> [SET EXERCISE 1]:
Reproduce verbatim the portion of the records that begins with the line containing "candle-body: [96, 1434, 113, 1440]" and ends with the line containing "candle-body: [435, 1022, 452, 1109]", including both of those lines.

> [DOCUMENT]:
• • • • •

I appreciate the suggestion, but in my case, it may not work for a few reasons (although I may be mistaken... You can correct me later:
I've ever tried to make this kind of proxying before, but what happens is as I'm using MVC logic in my application, it simply doesn't let it happen, and I can't explain why (I'm practically an Nginx newbie).
Doesn't this deal with cert generation with production of the well-known .well-known folder (or via acme). I don't use acme, or similar method.... I mean... I use acme, I know, because you said it to me... Lol. Say, what I'm using is the traditional way of doing this that is via 'certbot --nginx -d domain.com --no-redirect && systemtcl restart nginx'. And I just use the cron thing to renew periodically all certificates at once. I think I've explained that before.
I didn't understand quite well that part? Proxying to 8080. It seems to me like a workaround.
And none of you answered my question yet. Which option would be "less bad" in that hypothetical case?
Regarding permissions the 'most correct' way to run any service or script is using it's own dedicated user account so that you can grant it just the permissions it needs to do it's work. Most often though people don't do that because it's extra work to configure.

• • • • •

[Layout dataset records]
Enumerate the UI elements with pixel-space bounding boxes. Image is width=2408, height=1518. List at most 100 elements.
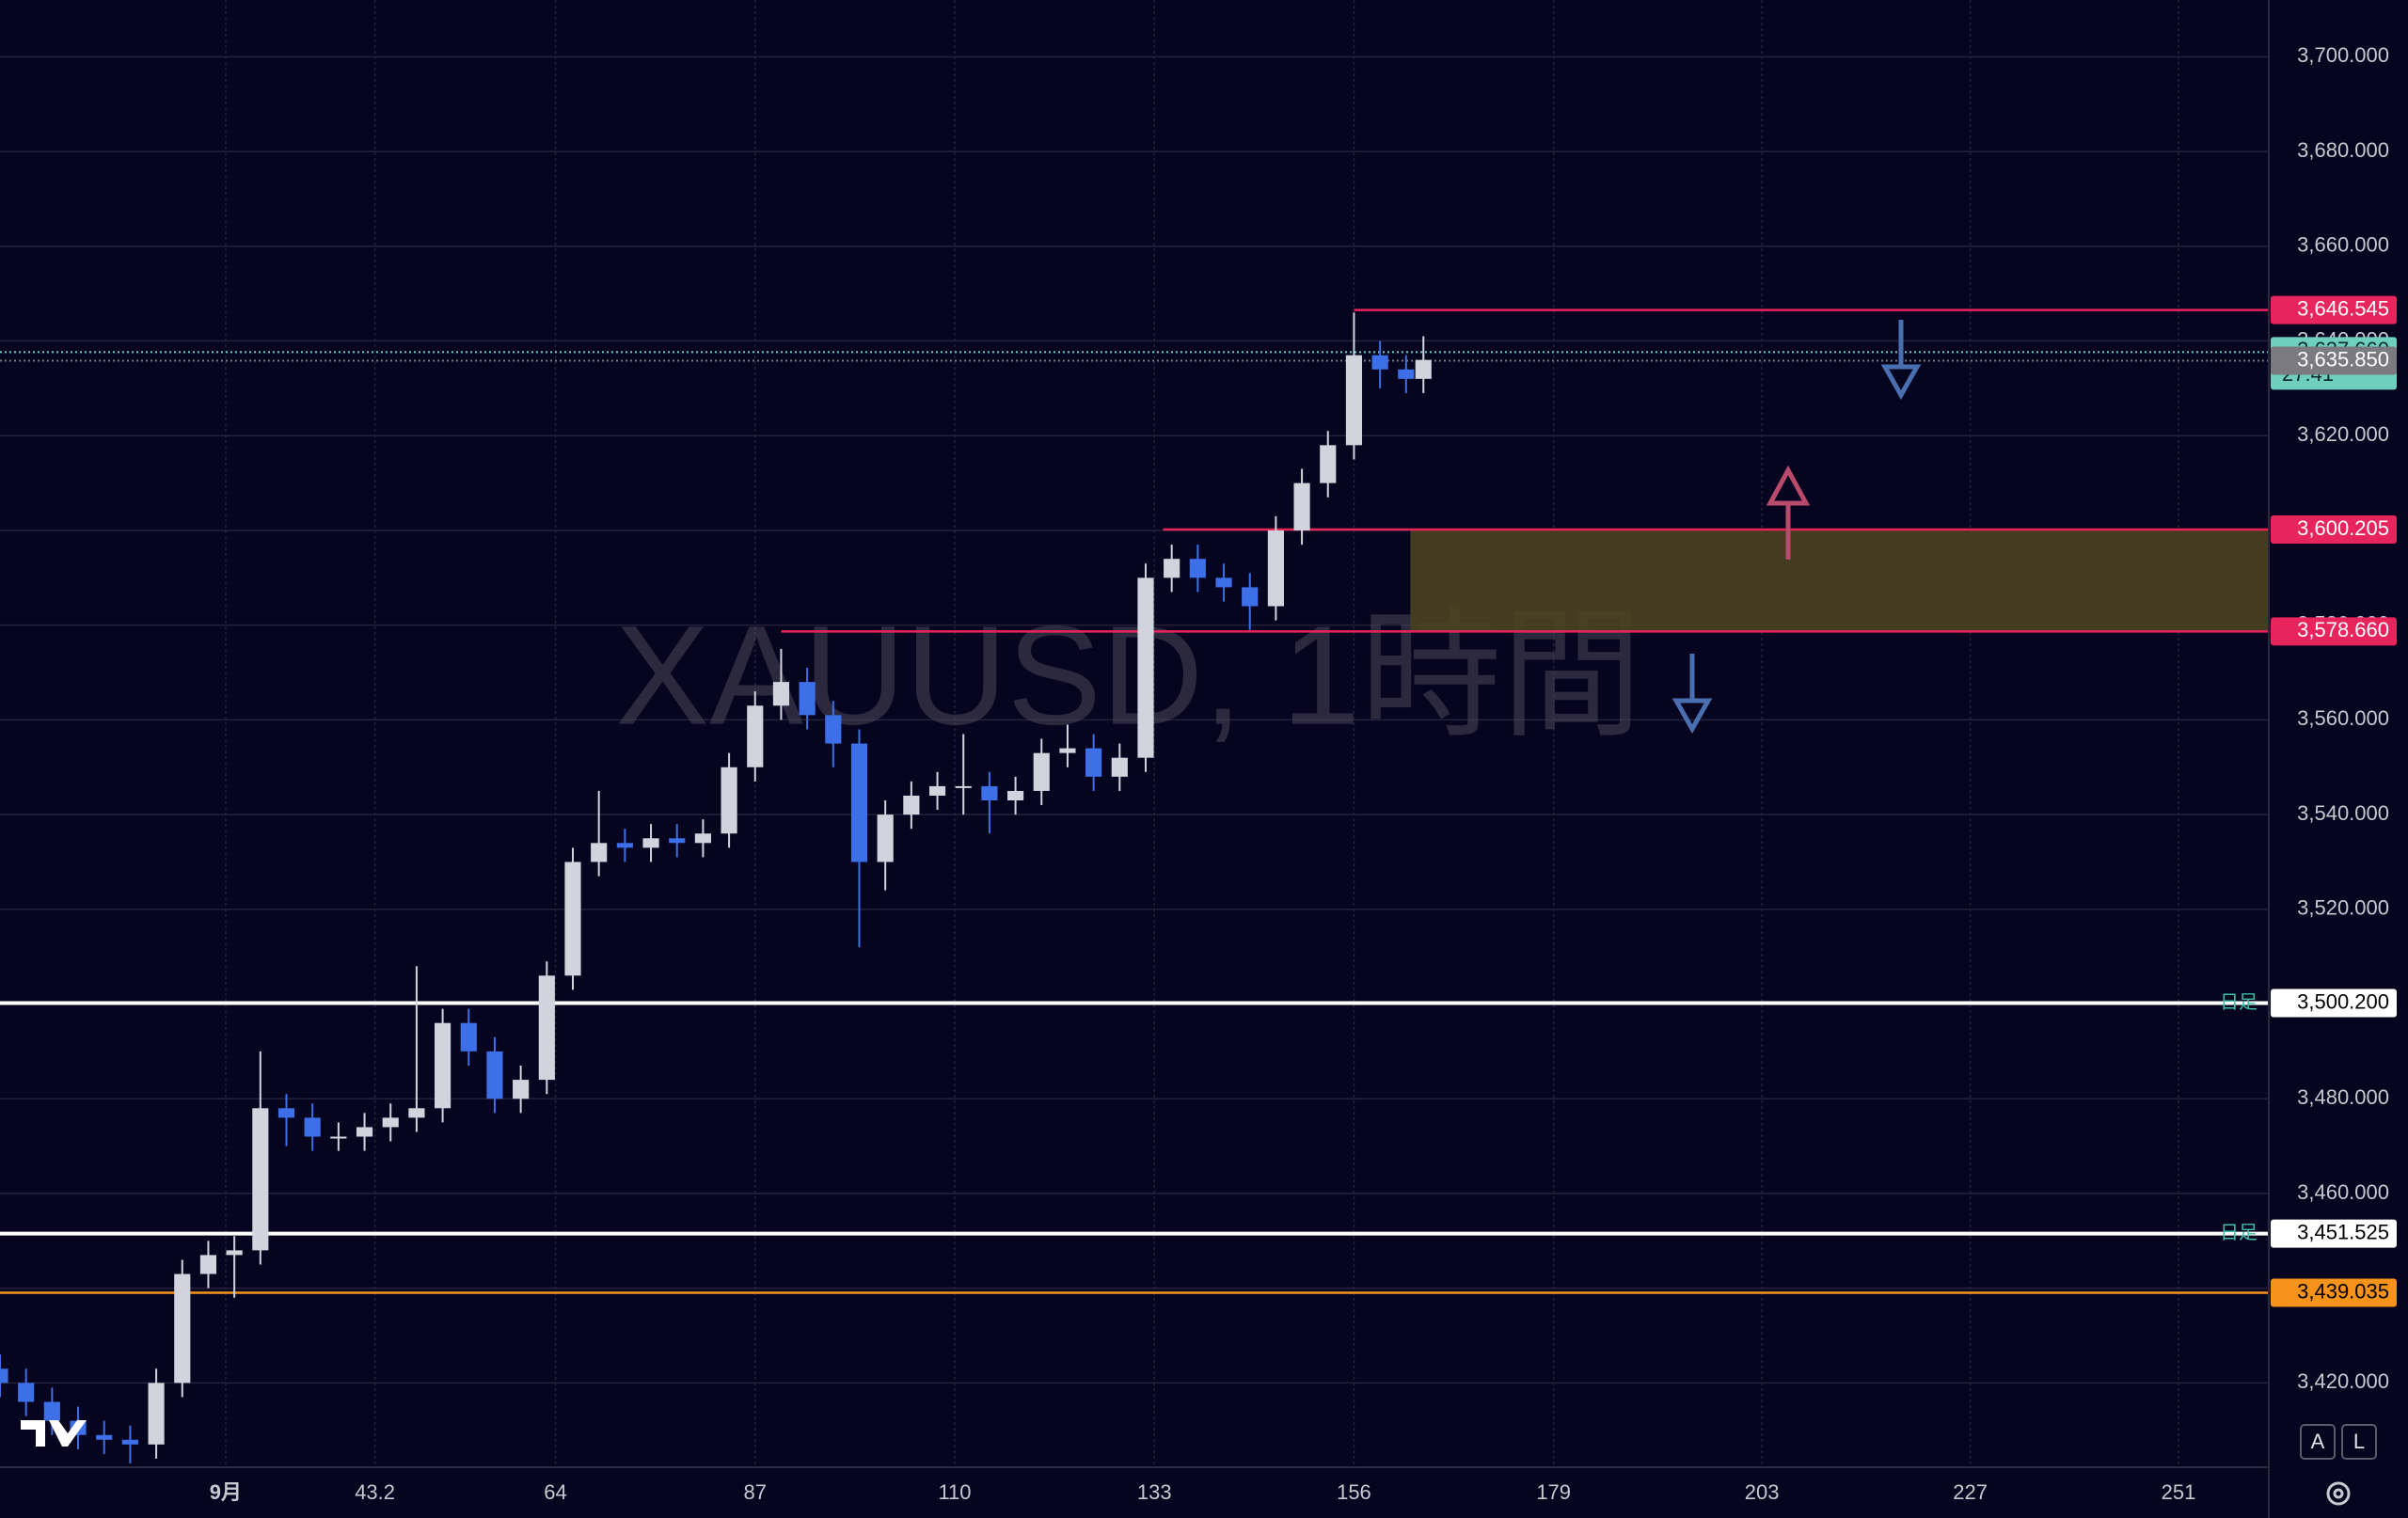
candle-body: [96, 1434, 113, 1440]
level-tag: 日足: [2220, 992, 2258, 1013]
settings-icon-center: [2333, 1488, 2344, 1499]
arrows: [1671, 320, 1922, 735]
candle-body: [460, 1022, 477, 1052]
candle-body: [43, 1401, 60, 1421]
candle-body: [772, 682, 790, 706]
x-tick-label: 133: [1137, 1480, 1172, 1504]
candle-body: [669, 838, 686, 844]
candle-body: [955, 785, 972, 788]
candle-body: [1189, 559, 1206, 578]
logo-mark: [21, 1420, 87, 1447]
price-label: 3,439.035: [2297, 1279, 2389, 1303]
candle-body: [252, 1108, 269, 1251]
price-label: 3,600.205: [2297, 516, 2389, 540]
y-tick-label: 3,480.000: [2297, 1085, 2389, 1109]
candle-body: [877, 814, 894, 862]
candle-body: [1345, 355, 1363, 446]
candle-body: [148, 1383, 165, 1445]
control-button[interactable]: [2341, 1424, 2377, 1460]
y-tick-label: 3,700.000: [2297, 43, 2389, 67]
candle-body: [616, 843, 633, 848]
settings-icon[interactable]: [2326, 1481, 2351, 1506]
candle-body: [356, 1127, 373, 1137]
price-label-box: [2271, 1219, 2397, 1248]
price-label-box: [2271, 988, 2397, 1018]
candle-body: [330, 1136, 347, 1139]
candle-body: [850, 743, 868, 862]
candle-body: [1007, 790, 1024, 801]
candle-body: [435, 1022, 452, 1109]
candle-body: [1164, 559, 1180, 578]
y-tick-label: 3,560.000: [2297, 706, 2389, 730]
x-tick-label: 227: [1953, 1480, 1988, 1504]
candle-body: [1215, 577, 1232, 588]
candle-body: [1059, 748, 1076, 753]
candle-body: [1293, 482, 1310, 530]
candle-body: [825, 715, 842, 744]
price-label: 3,646.545: [2297, 296, 2389, 320]
candle-body: [1415, 359, 1432, 379]
candle-body: [721, 767, 737, 834]
candle-body: [0, 1368, 8, 1384]
candle-body: [277, 1108, 295, 1118]
candle-body: [642, 838, 659, 848]
candle-body: [18, 1383, 35, 1402]
candle-body: [174, 1273, 191, 1384]
x-tick-label: 43.2: [355, 1480, 395, 1504]
price-label: 3,500.200: [2297, 989, 2389, 1013]
down-arrow: [1671, 654, 1713, 735]
price-label: 3,578.660: [2297, 618, 2389, 641]
zone: [1410, 529, 2269, 632]
x-tick-label: 251: [2162, 1480, 2196, 1504]
candle-body: [1320, 445, 1337, 483]
x-tick-label: 156: [1337, 1480, 1371, 1504]
candle-body: [1033, 752, 1050, 791]
y-tick-label: 3,680.000: [2297, 138, 2389, 162]
axes: 3,420.0003,440.0003,460.0003,480.0003,50…: [210, 43, 2397, 1504]
x-tick-label: 110: [938, 1480, 971, 1504]
down-arrow: [1880, 320, 1922, 401]
candle-body: [799, 682, 816, 716]
candle-body: [694, 833, 711, 844]
candle-body: [199, 1255, 217, 1274]
price-label-box: [2271, 295, 2397, 324]
candle-body: [1267, 530, 1284, 607]
control-button[interactable]: [2300, 1424, 2336, 1460]
y-tick-label: 3,540.000: [2297, 801, 2389, 825]
candle-body: [928, 785, 946, 796]
candle-body: [513, 1080, 530, 1099]
y-tick-label: 3,660.000: [2297, 233, 2389, 257]
candle-body: [226, 1250, 243, 1256]
logo: [21, 1420, 87, 1447]
candle-body: [1371, 355, 1388, 370]
price-label-box: [2271, 346, 2397, 375]
candle-body: [408, 1108, 425, 1118]
x-tick-label: 203: [1745, 1480, 1780, 1504]
candle-body: [747, 705, 764, 767]
x-tick-label: 179: [1536, 1480, 1571, 1504]
x-tick-label: 64: [544, 1480, 566, 1504]
candle-body: [591, 843, 608, 862]
candle-body: [1137, 577, 1154, 758]
candle-body: [538, 975, 555, 1081]
price-label-box: [2271, 514, 2397, 544]
candle-body: [304, 1117, 321, 1137]
candle-body: [981, 785, 998, 801]
control-label: A: [2311, 1430, 2325, 1453]
price-label: 3,635.850: [2297, 347, 2389, 371]
candle-body: [903, 795, 920, 815]
plot: [0, 308, 2269, 1463]
price-label-box: [2271, 1278, 2397, 1307]
x-tick-label: 9月: [210, 1480, 242, 1504]
candle-body: [564, 862, 581, 976]
price-label-box: [2271, 617, 2397, 646]
y-tick-label: 3,520.000: [2297, 896, 2389, 920]
level-tag: 日足: [2220, 1223, 2258, 1243]
candle-body: [1242, 587, 1259, 607]
x-tick-label: 87: [744, 1480, 767, 1504]
price-label: 3,451.525: [2297, 1220, 2389, 1243]
candle-body: [382, 1117, 399, 1128]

• • • • •

> [SET EXERCISE 2]:
According to the forum post on Nginx, what is the "most correct" way to run any service or script?

> [SOLUTION 1]:
candle-body: [96, 1434, 113, 1440]
level-tag: 日足: [2220, 992, 2258, 1013]
settings-icon-center: [2333, 1488, 2344, 1499]
arrows: [1671, 320, 1922, 735]
candle-body: [460, 1022, 477, 1052]
candle-body: [43, 1401, 60, 1421]
candle-body: [772, 682, 790, 706]
x-tick-label: 133: [1137, 1480, 1172, 1504]
candle-body: [669, 838, 686, 844]
candle-body: [955, 785, 972, 788]
candle-body: [1189, 559, 1206, 578]
logo-mark: [21, 1420, 87, 1447]
price-label: 3,439.035: [2297, 1279, 2389, 1303]
candle-body: [252, 1108, 269, 1251]
price-label: 3,600.205: [2297, 516, 2389, 540]
y-tick-label: 3,480.000: [2297, 1085, 2389, 1109]
candle-body: [877, 814, 894, 862]
candle-body: [1345, 355, 1363, 446]
candle-body: [148, 1383, 165, 1445]
control-button[interactable]: [2341, 1424, 2377, 1460]
y-tick-label: 3,700.000: [2297, 43, 2389, 67]
candle-body: [616, 843, 633, 848]
settings-icon[interactable]: [2326, 1481, 2351, 1506]
candle-body: [356, 1127, 373, 1137]
price-label-box: [2271, 1219, 2397, 1248]
price-label-box: [2271, 988, 2397, 1018]
candle-body: [330, 1136, 347, 1139]
candle-body: [850, 743, 868, 862]
candle-body: [1007, 790, 1024, 801]
candle-body: [435, 1022, 452, 1109]

> [SOLUTION 2]:
Using its own dedicated user account, so that it can be granted only the permissions it needs to do its work.